## CONSIGNE 1
Dénombrez les lignes des enregistrements qui contiennent la chaîne "head", en respectant la casse. Indiquez seulement ce nombre.
══ TEXTE FOURNI
Procédure devant la cour :
Par une requête, enregistrée le 1er mars 2018, M. D...A..., représenté par Me C...B..., demande à la cour :
1°) d'annuler ce jugement ;
2°) d'annuler cet arrêté ;
3°) d'enjoindre au préfet de la Loire-Atlantique, à titre principal, de lui délivrer un titre de séjour portant la mention " vie privée et familiale " dans un délai d'un mois et, à titre subsidiaire, de lui délivrer un titre de séjour portant la mention " salarié " ou " étudiant " dans ce même délai et, à titre infiniment subsidiaire, de réexaminer sa situation et de lui délivrer un récépissé valant autorisation de séjour le temps de la production du titre ou de son réexamen ;
4°) de mettre à la charge de l'Etat une somme de 1 800 euros à verser à son conseil sur le fondement des articles L. 761-1 du code de justice administrative et 37 de la loi du 10 juillet 1991.
════
## CONSIGNE 2
Poursuivez le texte ci-dessus sur la procédure devant la cour à partir de sa dernière phrase.
══ LES ENREGISTREMENTS
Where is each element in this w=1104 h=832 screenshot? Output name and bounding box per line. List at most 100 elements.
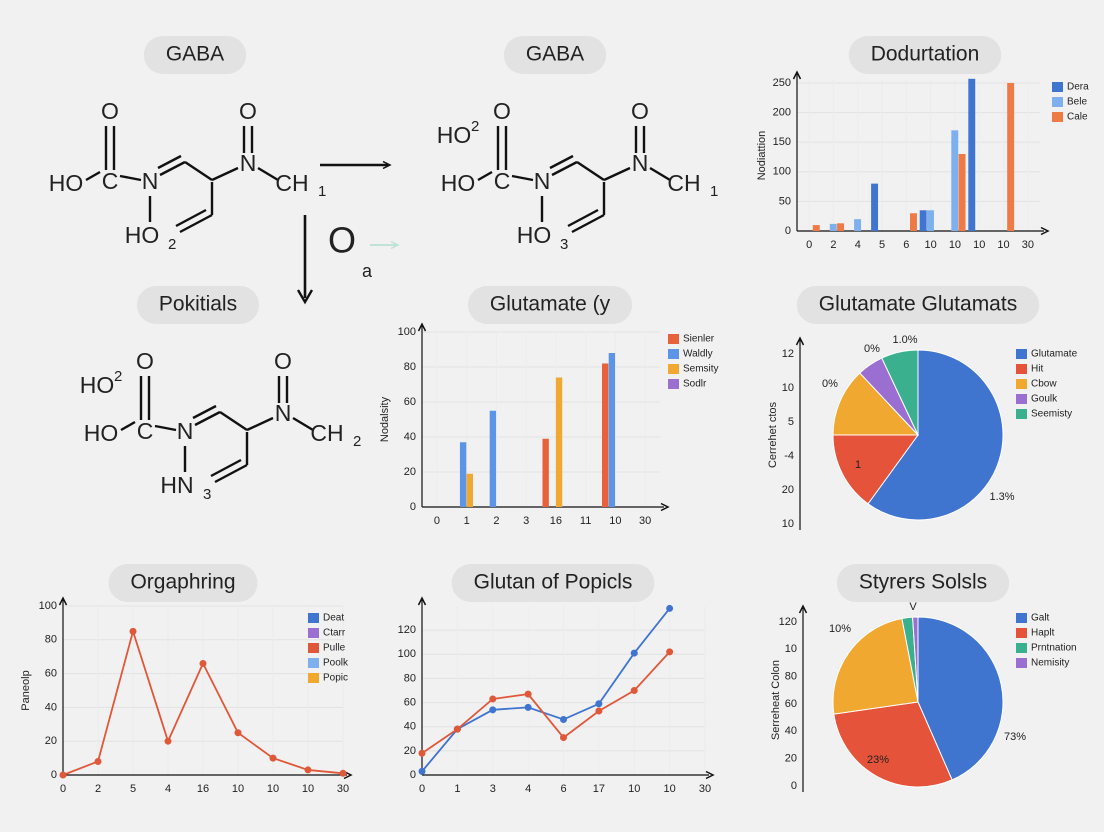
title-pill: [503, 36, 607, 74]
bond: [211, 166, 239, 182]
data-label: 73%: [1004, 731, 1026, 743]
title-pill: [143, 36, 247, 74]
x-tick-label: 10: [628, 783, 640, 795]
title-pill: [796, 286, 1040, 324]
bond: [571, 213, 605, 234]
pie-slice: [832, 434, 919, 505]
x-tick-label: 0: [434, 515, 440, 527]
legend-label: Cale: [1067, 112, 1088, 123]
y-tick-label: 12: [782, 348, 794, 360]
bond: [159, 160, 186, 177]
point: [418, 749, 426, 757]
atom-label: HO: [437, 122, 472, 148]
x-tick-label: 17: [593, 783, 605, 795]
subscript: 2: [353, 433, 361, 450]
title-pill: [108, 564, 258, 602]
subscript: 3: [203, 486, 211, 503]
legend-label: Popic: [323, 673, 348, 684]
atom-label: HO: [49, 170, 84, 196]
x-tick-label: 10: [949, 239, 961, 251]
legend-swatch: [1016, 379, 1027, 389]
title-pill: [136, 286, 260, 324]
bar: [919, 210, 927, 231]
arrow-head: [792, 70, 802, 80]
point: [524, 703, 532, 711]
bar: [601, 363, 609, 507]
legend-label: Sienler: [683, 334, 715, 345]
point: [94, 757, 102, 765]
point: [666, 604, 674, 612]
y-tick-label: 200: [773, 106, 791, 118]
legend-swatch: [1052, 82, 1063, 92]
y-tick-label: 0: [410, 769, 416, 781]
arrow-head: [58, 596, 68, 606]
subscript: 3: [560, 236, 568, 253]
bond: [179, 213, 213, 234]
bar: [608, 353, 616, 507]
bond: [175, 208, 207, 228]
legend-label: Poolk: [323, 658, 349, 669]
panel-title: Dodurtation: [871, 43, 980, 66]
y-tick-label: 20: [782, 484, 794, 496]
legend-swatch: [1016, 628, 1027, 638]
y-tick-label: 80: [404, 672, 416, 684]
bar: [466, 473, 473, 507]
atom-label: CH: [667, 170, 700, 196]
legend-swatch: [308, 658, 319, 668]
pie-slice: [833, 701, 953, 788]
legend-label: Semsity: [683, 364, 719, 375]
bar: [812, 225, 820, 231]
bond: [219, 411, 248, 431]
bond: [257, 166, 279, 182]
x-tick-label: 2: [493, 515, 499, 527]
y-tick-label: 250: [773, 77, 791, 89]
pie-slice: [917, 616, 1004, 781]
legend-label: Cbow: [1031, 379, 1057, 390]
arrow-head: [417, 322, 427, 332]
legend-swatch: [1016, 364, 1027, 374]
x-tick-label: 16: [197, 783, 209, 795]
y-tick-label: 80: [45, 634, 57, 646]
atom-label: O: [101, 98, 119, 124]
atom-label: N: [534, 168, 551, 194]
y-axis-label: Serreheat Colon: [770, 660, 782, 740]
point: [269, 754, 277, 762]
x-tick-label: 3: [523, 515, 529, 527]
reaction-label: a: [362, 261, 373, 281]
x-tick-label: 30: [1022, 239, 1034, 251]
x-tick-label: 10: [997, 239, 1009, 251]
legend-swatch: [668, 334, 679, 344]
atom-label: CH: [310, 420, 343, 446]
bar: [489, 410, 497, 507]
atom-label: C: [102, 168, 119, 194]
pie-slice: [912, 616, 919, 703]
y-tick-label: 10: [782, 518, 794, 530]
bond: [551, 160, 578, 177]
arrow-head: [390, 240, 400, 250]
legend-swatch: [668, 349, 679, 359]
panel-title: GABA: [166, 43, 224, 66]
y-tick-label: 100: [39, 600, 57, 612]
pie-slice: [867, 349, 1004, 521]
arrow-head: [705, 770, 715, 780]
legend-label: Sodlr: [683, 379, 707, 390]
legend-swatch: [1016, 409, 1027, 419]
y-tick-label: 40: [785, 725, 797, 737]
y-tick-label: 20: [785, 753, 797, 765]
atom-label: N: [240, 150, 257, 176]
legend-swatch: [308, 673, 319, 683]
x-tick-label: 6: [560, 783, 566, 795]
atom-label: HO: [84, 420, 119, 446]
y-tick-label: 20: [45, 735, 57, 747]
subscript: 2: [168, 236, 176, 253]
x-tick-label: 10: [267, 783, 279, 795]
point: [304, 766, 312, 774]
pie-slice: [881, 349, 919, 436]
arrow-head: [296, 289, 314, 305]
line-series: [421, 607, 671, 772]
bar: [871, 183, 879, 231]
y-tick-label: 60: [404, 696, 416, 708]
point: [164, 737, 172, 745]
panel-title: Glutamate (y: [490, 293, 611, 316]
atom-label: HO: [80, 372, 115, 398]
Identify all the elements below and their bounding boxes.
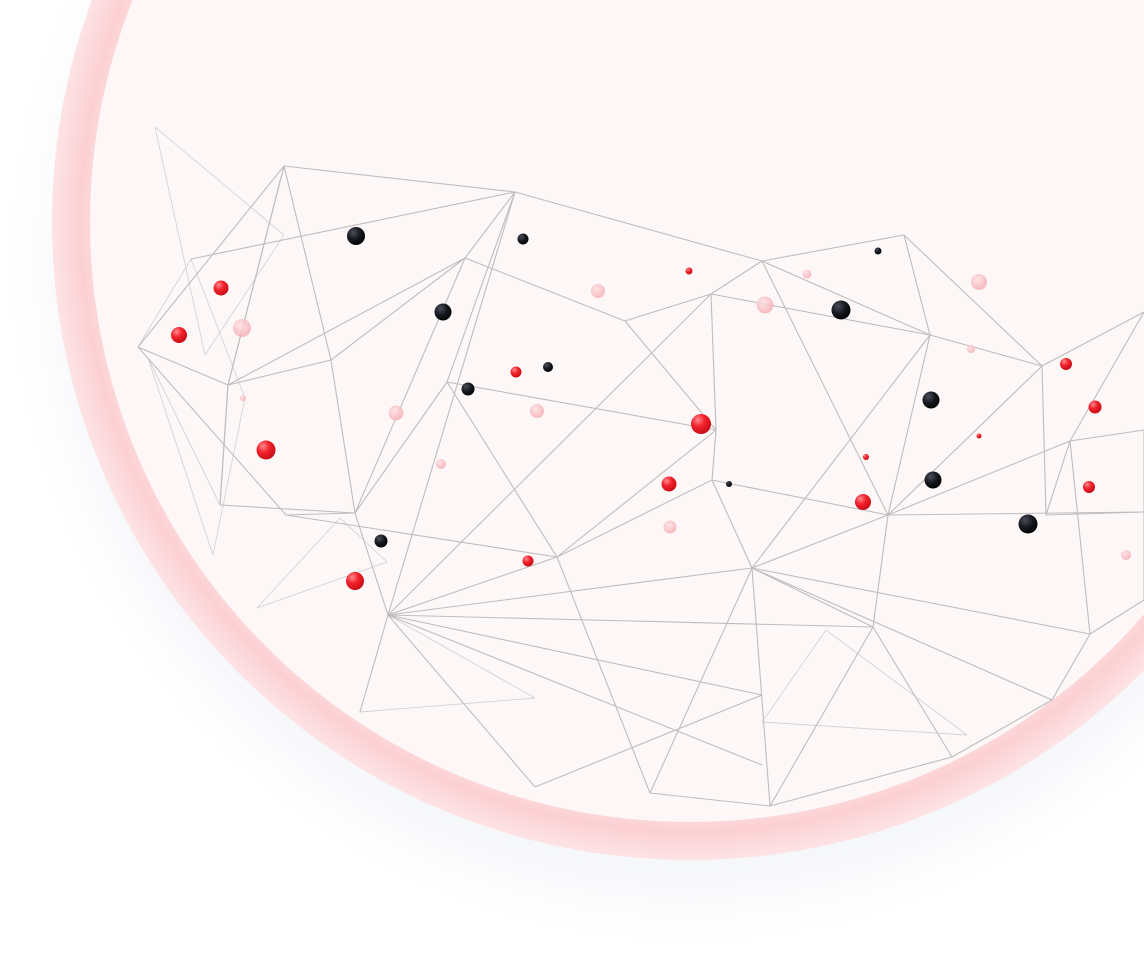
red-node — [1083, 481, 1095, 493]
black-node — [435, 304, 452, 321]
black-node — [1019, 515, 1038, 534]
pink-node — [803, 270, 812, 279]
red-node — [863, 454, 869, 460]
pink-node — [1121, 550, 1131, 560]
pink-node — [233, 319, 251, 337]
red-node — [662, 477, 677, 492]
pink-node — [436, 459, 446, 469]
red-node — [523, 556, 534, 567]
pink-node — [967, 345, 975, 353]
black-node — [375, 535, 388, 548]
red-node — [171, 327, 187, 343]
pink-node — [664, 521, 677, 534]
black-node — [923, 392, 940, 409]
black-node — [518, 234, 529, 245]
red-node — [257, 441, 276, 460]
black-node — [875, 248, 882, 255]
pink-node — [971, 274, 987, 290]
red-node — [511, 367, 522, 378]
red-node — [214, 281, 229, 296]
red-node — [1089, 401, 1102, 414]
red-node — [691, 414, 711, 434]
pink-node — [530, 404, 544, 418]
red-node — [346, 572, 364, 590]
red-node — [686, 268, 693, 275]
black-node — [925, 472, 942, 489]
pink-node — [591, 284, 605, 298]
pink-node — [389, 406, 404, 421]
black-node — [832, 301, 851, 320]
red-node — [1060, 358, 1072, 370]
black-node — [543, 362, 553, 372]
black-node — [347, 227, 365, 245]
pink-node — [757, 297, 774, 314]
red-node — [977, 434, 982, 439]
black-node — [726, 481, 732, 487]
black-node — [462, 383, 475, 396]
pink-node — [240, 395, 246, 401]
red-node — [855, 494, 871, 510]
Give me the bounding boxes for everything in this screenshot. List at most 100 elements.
════
## RÉSULTAT OBTENU 1
6

## RÉSULTAT OBTENU 2
Il soutient que :
- la décision de refus de séjour méconnaît les dispositions du 7° de l'article L. 313-11 du code de l'entrée et du séjour des étrangers et du droit d'asile et les stipulations de l'article 8 de la convention européenne de sauvegarde des droits de l'homme et des libertés fondamentales dès lors qu'il a quitté la Guinée en 2015, que ses parents sont décédés en 2005 et 2012, que son oncle ne l'a jamais pris en charge et qu'il est bien inséré dans la société française ; elle méconnaît les dispositions de l'article L 313-15 du code de l'entrée et du séjour des étrangers et du droit d'asile et est entachée d'une erreur manifeste d'appréciation ;
- la décision portant obligation de quitter le territoire français doit être annulée par voie de conséquence de l'annulation de la décision de refus de séjour ; elle méconnaît les stipulations de l'article 8 de la convention européenne de sauvegarde des droits de l'homme et des libertés fondamentales et est entachée d'une erreur manifeste d'appréciation de ses conséquences sur sa situation personnelle ;
- la décision fixant le pays de renvoi doit être annulée par voie de conséquence de l'annulation de la décision de refus de séjour.
M. A...a été admis au bénéfice de l'aide juridictionnelle totale par décision du 30 janvier 2018.
Vu les autres pièces du dossier.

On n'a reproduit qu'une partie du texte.